> _Given task_
Repeat each record below exactly as given.

══ Data for this task ══

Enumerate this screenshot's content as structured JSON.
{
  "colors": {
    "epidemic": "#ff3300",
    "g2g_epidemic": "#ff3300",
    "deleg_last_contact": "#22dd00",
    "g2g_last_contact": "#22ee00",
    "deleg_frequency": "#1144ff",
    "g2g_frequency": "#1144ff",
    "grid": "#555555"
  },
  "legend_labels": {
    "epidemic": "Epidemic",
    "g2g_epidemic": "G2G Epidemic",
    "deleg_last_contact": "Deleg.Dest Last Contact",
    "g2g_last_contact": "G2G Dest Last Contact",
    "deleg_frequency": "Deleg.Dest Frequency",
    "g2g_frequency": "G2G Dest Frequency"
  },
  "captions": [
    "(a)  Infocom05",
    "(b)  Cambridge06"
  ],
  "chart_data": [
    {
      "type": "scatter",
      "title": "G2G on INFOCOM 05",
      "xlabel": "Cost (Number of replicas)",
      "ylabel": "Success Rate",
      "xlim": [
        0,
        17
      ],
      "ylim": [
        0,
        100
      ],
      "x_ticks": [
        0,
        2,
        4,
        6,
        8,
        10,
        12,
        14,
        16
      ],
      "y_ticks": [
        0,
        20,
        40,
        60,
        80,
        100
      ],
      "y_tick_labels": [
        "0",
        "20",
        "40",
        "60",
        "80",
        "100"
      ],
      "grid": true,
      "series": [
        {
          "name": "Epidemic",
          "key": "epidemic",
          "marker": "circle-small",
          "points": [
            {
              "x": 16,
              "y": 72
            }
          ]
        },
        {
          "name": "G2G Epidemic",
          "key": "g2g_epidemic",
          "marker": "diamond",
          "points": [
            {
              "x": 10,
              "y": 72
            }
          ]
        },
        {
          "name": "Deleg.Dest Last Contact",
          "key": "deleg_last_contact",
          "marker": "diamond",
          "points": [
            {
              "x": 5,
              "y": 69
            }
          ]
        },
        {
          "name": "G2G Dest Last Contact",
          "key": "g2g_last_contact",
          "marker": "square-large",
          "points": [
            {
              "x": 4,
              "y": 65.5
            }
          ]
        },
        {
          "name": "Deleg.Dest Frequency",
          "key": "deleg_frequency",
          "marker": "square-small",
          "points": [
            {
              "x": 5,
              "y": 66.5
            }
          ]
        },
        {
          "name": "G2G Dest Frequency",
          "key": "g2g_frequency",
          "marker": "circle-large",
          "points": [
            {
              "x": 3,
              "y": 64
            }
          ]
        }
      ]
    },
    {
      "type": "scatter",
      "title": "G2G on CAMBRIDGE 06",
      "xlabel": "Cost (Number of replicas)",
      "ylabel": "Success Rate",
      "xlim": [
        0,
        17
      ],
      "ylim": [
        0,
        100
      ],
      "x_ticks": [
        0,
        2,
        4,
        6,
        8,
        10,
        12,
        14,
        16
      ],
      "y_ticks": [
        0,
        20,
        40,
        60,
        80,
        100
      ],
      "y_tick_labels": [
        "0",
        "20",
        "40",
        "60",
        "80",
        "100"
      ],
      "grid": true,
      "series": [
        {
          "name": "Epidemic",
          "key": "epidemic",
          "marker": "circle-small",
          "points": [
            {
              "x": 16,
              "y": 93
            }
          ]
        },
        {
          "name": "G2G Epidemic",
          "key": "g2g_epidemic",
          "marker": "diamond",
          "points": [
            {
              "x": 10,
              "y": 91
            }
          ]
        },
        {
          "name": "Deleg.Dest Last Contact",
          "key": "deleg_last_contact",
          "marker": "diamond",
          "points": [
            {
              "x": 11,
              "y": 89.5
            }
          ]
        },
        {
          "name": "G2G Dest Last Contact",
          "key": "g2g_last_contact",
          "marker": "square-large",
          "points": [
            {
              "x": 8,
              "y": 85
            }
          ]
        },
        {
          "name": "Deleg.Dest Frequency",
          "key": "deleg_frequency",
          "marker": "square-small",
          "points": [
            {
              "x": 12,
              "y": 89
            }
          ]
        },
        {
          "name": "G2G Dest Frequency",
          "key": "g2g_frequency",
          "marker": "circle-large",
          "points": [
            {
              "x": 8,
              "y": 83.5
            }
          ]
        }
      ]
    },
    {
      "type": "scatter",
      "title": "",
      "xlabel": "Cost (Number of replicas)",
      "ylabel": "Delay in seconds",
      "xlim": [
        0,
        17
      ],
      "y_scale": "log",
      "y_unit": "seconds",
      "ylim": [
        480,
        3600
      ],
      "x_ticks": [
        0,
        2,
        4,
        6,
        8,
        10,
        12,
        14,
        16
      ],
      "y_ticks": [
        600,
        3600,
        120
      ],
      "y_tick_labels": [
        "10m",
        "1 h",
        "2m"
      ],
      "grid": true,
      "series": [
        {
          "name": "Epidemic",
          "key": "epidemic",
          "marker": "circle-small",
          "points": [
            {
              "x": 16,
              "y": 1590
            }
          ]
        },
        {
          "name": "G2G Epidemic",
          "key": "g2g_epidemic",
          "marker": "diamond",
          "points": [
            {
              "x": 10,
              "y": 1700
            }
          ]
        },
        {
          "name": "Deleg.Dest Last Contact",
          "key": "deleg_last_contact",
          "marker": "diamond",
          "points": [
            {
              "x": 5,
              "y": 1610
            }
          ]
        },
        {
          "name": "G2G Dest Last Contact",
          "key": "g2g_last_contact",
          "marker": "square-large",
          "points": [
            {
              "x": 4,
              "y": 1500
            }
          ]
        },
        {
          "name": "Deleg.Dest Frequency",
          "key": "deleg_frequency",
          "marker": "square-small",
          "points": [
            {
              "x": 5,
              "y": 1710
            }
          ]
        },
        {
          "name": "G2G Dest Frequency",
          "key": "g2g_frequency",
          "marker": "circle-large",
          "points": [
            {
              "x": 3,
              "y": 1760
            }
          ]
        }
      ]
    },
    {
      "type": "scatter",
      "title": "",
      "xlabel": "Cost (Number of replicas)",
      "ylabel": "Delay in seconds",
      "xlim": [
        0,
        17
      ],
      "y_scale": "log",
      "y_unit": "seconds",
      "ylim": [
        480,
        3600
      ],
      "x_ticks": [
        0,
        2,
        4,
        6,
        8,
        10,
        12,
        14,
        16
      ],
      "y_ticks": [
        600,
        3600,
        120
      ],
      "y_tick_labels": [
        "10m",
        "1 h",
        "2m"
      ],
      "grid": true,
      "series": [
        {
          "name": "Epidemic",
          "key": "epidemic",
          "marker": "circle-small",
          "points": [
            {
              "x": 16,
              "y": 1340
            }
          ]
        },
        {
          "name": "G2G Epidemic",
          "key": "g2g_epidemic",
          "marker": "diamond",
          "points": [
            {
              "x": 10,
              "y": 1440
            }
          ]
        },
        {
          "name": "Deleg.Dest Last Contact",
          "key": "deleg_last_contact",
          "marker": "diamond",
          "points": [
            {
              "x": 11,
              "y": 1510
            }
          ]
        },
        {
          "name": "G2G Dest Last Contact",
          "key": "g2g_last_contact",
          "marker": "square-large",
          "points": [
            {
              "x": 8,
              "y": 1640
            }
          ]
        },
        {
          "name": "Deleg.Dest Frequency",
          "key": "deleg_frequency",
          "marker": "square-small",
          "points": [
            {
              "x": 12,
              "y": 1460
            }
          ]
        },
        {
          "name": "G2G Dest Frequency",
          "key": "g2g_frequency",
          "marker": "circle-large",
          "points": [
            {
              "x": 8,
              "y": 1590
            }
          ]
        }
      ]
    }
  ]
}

═══

> _Complete answer_
Enumerate this screenshot's content as structured JSON.
{
  "colors": {
    "epidemic": "#ff3300",
    "g2g_epidemic": "#ff3300",
    "deleg_last_contact": "#22dd00",
    "g2g_last_contact": "#22ee00",
    "deleg_frequency": "#1144ff",
    "g2g_frequency": "#1144ff",
    "grid": "#555555"
  },
  "legend_labels": {
    "epidemic": "Epidemic",
    "g2g_epidemic": "G2G Epidemic",
    "deleg_last_contact": "Deleg.Dest Last Contact",
    "g2g_last_contact": "G2G Dest Last Contact",
    "deleg_frequency": "Deleg.Dest Frequency",
    "g2g_frequency": "G2G Dest Frequency"
  },
  "captions": [
    "(a)  Infocom05",
    "(b)  Cambridge06"
  ],
  "chart_data": [
    {
      "type": "scatter",
      "title": "G2G on INFOCOM 05",
      "xlabel": "Cost (Number of replicas)",
      "ylabel": "Success Rate",
      "xlim": [
        0,
        17
      ],
      "ylim": [
        0,
        100
      ],
      "x_ticks": [
        0,
        2,
        4,
        6,
        8,
        10,
        12,
        14,
        16
      ],
      "y_ticks": [
        0,
        20,
        40,
        60,
        80,
        100
      ],
      "y_tick_labels": [
        "0",
        "20",
        "40",
        "60",
        "80",
        "100"
      ],
      "grid": true,
      "series": [
        {
          "name": "Epidemic",
          "key": "epidemic",
          "marker": "circle-small",
          "points": [
            {
              "x": 16,
              "y": 72
            }
          ]
        },
        {
          "name": "G2G Epidemic",
          "key": "g2g_epidemic",
          "marker": "diamond",
          "points": [
            {
              "x": 10,
              "y": 72
            }
          ]
        },
        {
          "name": "Deleg.Dest Last Contact",
          "key": "deleg_last_contact",
          "marker": "diamond",
          "points": [
            {
              "x": 5,
              "y": 69
            }
          ]
        },
        {
          "name": "G2G Dest Last Contact",
          "key": "g2g_last_contact",
          "marker": "square-large",
          "points": [
            {
              "x": 4,
              "y": 65.5
            }
          ]
        },
        {
          "name": "Deleg.Dest Frequency",
          "key": "deleg_frequency",
          "marker": "square-small",
          "points": [
            {
              "x": 5,
              "y": 66.5
            }
          ]
        },
        {
          "name": "G2G Dest Frequency",
          "key": "g2g_frequency",
          "marker": "circle-large",
          "points": [
            {
              "x": 3,
              "y": 64
            }
          ]
        }
      ]
    },
    {
      "type": "scatter",
      "title": "G2G on CAMBRIDGE 06",
      "xlabel": "Cost (Number of replicas)",
      "ylabel": "Success Rate",
      "xlim": [
        0,
        17
      ],
      "ylim": [
        0,
        100
      ],
      "x_ticks": [
        0,
        2,
        4,
        6,
        8,
        10,
        12,
        14,
        16
      ],
      "y_ticks": [
        0,
        20,
        40,
        60,
        80,
        100
      ],
      "y_tick_labels": [
        "0",
        "20",
        "40",
        "60",
        "80",
        "100"
      ],
      "grid": true,
      "series": [
        {
          "name": "Epidemic",
          "key": "epidemic",
          "marker": "circle-small",
          "points": [
            {
              "x": 16,
              "y": 93
            }
          ]
        },
        {
          "name": "G2G Epidemic",
          "key": "g2g_epidemic",
          "marker": "diamond",
          "points": [
            {
              "x": 10,
              "y": 91
            }
          ]
        },
        {
          "name": "Deleg.Dest Last Contact",
          "key": "deleg_last_contact",
          "marker": "diamond",
          "points": [
            {
              "x": 11,
              "y": 89.5
            }
          ]
        },
        {
          "name": "G2G Dest Last Contact",
          "key": "g2g_last_contact",
          "marker": "square-large",
          "points": [
            {
              "x": 8,
              "y": 85
            }
          ]
        },
        {
          "name": "Deleg.Dest Frequency",
          "key": "deleg_frequency",
          "marker": "square-small",
          "points": [
            {
              "x": 12,
              "y": 89
            }
          ]
        },
        {
          "name": "G2G Dest Frequency",
          "key": "g2g_frequency",
          "marker": "circle-large",
          "points": [
            {
              "x": 8,
              "y": 83.5
            }
          ]
        }
      ]
    },
    {
      "type": "scatter",
      "title": "",
      "xlabel": "Cost (Number of replicas)",
      "ylabel": "Delay in seconds",
      "xlim": [
        0,
        17
      ],
      "y_scale": "log",
      "y_unit": "seconds",
      "ylim": [
        480,
        3600
      ],
      "x_ticks": [
        0,
        2,
        4,
        6,
        8,
        10,
        12,
        14,
        16
      ],
      "y_ticks": [
        600,
        3600,
        120
      ],
      "y_tick_labels": [
        "10m",
        "1 h",
        "2m"
      ],
      "grid": true,
      "series": [
        {
          "name": "Epidemic",
          "key": "epidemic",
          "marker": "circle-small",
          "points": [
            {
              "x": 16,
              "y": 1590
            }
          ]
        },
        {
          "name": "G2G Epidemic",
          "key": "g2g_epidemic",
          "marker": "diamond",
          "points": [
            {
              "x": 10,
              "y": 1700
            }
          ]
        },
        {
          "name": "Deleg.Dest Last Contact",
          "key": "deleg_last_contact",
          "marker": "diamond",
          "points": [
            {
              "x": 5,
              "y": 1610
            }
          ]
        },
        {
          "name": "G2G Dest Last Contact",
          "key": "g2g_last_contact",
          "marker": "square-large",
          "points": [
            {
              "x": 4,
              "y": 1500
            }
          ]
        },
        {
          "name": "Deleg.Dest Frequency",
          "key": "deleg_frequency",
          "marker": "square-small",
          "points": [
            {
              "x": 5,
              "y": 1710
            }
          ]
        },
        {
          "name": "G2G Dest Frequency",
          "key": "g2g_frequency",
          "marker": "circle-large",
          "points": [
            {
              "x": 3,
              "y": 1760
            }
          ]
        }
      ]
    },
    {
      "type": "scatter",
      "title": "",
      "xlabel": "Cost (Number of replicas)",
      "ylabel": "Delay in seconds",
      "xlim": [
        0,
        17
      ],
      "y_scale": "log",
      "y_unit": "seconds",
      "ylim": [
        480,
        3600
      ],
      "x_ticks": [
        0,
        2,
        4,
        6,
        8,
        10,
        12,
        14,
        16
      ],
      "y_ticks": [
        600,
        3600,
        120
      ],
      "y_tick_labels": [
        "10m",
        "1 h",
        "2m"
      ],
      "grid": true,
      "series": [
        {
          "name": "Epidemic",
          "key": "epidemic",
          "marker": "circle-small",
          "points": [
            {
              "x": 16,
              "y": 1340
            }
          ]
        },
        {
          "name": "G2G Epidemic",
          "key": "g2g_epidemic",
          "marker": "diamond",
          "points": [
            {
              "x": 10,
              "y": 1440
            }
          ]
        },
        {
          "name": "Deleg.Dest Last Contact",
          "key": "deleg_last_contact",
          "marker": "diamond",
          "points": [
            {
              "x": 11,
              "y": 1510
            }
          ]
        },
        {
          "name": "G2G Dest Last Contact",
          "key": "g2g_last_contact",
          "marker": "square-large",
          "points": [
            {
              "x": 8,
              "y": 1640
            }
          ]
        },
        {
          "name": "Deleg.Dest Frequency",
          "key": "deleg_frequency",
          "marker": "square-small",
          "points": [
            {
              "x": 12,
              "y": 1460
            }
          ]
        },
        {
          "name": "G2G Dest Frequency",
          "key": "g2g_frequency",
          "marker": "circle-large",
          "points": [
            {
              "x": 8,
              "y": 1590
            }
          ]
        }
      ]
    }
  ]
}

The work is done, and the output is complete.